*** RAW DATA
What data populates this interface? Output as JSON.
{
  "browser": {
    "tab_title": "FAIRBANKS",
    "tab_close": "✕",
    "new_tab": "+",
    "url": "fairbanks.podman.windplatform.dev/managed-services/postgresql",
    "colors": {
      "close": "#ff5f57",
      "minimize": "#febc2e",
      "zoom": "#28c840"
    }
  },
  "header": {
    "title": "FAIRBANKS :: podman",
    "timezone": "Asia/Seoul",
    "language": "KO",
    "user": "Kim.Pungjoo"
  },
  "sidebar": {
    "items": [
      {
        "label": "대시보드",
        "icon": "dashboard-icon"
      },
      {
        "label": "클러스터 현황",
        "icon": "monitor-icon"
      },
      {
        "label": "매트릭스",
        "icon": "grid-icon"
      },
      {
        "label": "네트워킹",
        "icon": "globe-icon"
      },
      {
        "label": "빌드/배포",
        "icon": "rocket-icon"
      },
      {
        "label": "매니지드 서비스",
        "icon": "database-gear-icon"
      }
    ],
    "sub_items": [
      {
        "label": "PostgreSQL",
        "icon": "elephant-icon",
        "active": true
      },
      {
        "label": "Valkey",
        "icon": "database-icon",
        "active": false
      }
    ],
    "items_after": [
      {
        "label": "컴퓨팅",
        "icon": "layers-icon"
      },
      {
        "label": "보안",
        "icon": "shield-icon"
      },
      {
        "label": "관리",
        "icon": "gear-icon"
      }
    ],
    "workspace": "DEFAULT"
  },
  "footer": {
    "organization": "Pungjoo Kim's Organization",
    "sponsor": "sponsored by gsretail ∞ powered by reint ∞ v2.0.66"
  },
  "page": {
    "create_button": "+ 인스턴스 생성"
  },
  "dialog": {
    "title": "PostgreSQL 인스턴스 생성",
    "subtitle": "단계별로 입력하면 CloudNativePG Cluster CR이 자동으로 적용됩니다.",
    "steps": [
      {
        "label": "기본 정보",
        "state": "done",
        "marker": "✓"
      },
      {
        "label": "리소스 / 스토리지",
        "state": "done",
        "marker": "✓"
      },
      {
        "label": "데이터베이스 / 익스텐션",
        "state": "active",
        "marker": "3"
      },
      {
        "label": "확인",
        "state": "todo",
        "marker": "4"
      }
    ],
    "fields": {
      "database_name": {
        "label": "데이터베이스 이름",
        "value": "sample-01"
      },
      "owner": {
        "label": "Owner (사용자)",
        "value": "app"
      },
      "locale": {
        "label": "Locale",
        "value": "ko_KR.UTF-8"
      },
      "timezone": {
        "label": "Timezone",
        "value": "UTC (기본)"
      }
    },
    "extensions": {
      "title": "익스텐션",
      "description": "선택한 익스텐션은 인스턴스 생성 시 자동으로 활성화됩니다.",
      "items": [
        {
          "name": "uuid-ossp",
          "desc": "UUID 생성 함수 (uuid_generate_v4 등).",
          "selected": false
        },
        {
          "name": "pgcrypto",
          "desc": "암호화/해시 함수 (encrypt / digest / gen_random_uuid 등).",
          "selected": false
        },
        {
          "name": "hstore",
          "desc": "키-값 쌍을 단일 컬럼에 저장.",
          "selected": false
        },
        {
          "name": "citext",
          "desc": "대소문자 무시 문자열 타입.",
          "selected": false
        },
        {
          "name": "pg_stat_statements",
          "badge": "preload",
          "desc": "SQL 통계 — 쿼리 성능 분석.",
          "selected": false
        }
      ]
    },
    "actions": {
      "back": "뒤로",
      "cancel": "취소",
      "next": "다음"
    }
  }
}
******
Every line above should be printed again exactly as it stands.

What data populates this interface? Output as JSON.
{
  "browser": {
    "tab_title": "FAIRBANKS",
    "tab_close": "✕",
    "new_tab": "+",
    "url": "fairbanks.podman.windplatform.dev/managed-services/postgresql",
    "colors": {
      "close": "#ff5f57",
      "minimize": "#febc2e",
      "zoom": "#28c840"
    }
  },
  "header": {
    "title": "FAIRBANKS :: podman",
    "timezone": "Asia/Seoul",
    "language": "KO",
    "user": "Kim.Pungjoo"
  },
  "sidebar": {
    "items": [
      {
        "label": "대시보드",
        "icon": "dashboard-icon"
      },
      {
        "label": "클러스터 현황",
        "icon": "monitor-icon"
      },
      {
        "label": "매트릭스",
        "icon": "grid-icon"
      },
      {
        "label": "네트워킹",
        "icon": "globe-icon"
      },
      {
        "label": "빌드/배포",
        "icon": "rocket-icon"
      },
      {
        "label": "매니지드 서비스",
        "icon": "database-gear-icon"
      }
    ],
    "sub_items": [
      {
        "label": "PostgreSQL",
        "icon": "elephant-icon",
        "active": true
      },
      {
        "label": "Valkey",
        "icon": "database-icon",
        "active": false
      }
    ],
    "items_after": [
      {
        "label": "컴퓨팅",
        "icon": "layers-icon"
      },
      {
        "label": "보안",
        "icon": "shield-icon"
      },
      {
        "label": "관리",
        "icon": "gear-icon"
      }
    ],
    "workspace": "DEFAULT"
  },
  "footer": {
    "organization": "Pungjoo Kim's Organization",
    "sponsor": "sponsored by gsretail ∞ powered by reint ∞ v2.0.66"
  },
  "page": {
    "create_button": "+ 인스턴스 생성"
  },
  "dialog": {
    "title": "PostgreSQL 인스턴스 생성",
    "subtitle": "단계별로 입력하면 CloudNativePG Cluster CR이 자동으로 적용됩니다.",
    "steps": [
      {
        "label": "기본 정보",
        "state": "done",
        "marker": "✓"
      },
      {
        "label": "리소스 / 스토리지",
        "state": "done",
        "marker": "✓"
      },
      {
        "label": "데이터베이스 / 익스텐션",
        "state": "active",
        "marker": "3"
      },
      {
        "label": "확인",
        "state": "todo",
        "marker": "4"
      }
    ],
    "fields": {
      "database_name": {
        "label": "데이터베이스 이름",
        "value": "sample-01"
      },
      "owner": {
        "label": "Owner (사용자)",
        "value": "app"
      },
      "locale": {
        "label": "Locale",
        "value": "ko_KR.UTF-8"
      },
      "timezone": {
        "label": "Timezone",
        "value": "UTC (기본)"
      }
    },
    "extensions": {
      "title": "익스텐션",
      "description": "선택한 익스텐션은 인스턴스 생성 시 자동으로 활성화됩니다.",
      "items": [
        {
          "name": "uuid-ossp",
          "desc": "UUID 생성 함수 (uuid_generate_v4 등).",
          "selected": false
        },
        {
          "name": "pgcrypto",
          "desc": "암호화/해시 함수 (encrypt / digest / gen_random_uuid 등).",
          "selected": false
        },
        {
          "name": "hstore",
          "desc": "키-값 쌍을 단일 컬럼에 저장.",
          "selected": false
        },
        {
          "name": "citext",
          "desc": "대소문자 무시 문자열 타입.",
          "selected": false
        },
        {
          "name": "pg_stat_statements",
          "badge": "preload",
          "desc": "SQL 통계 — 쿼리 성능 분석.",
          "selected": false
        }
      ]
    },
    "actions": {
      "back": "뒤로",
      "cancel": "취소",
      "next": "다음"
    }
  }
}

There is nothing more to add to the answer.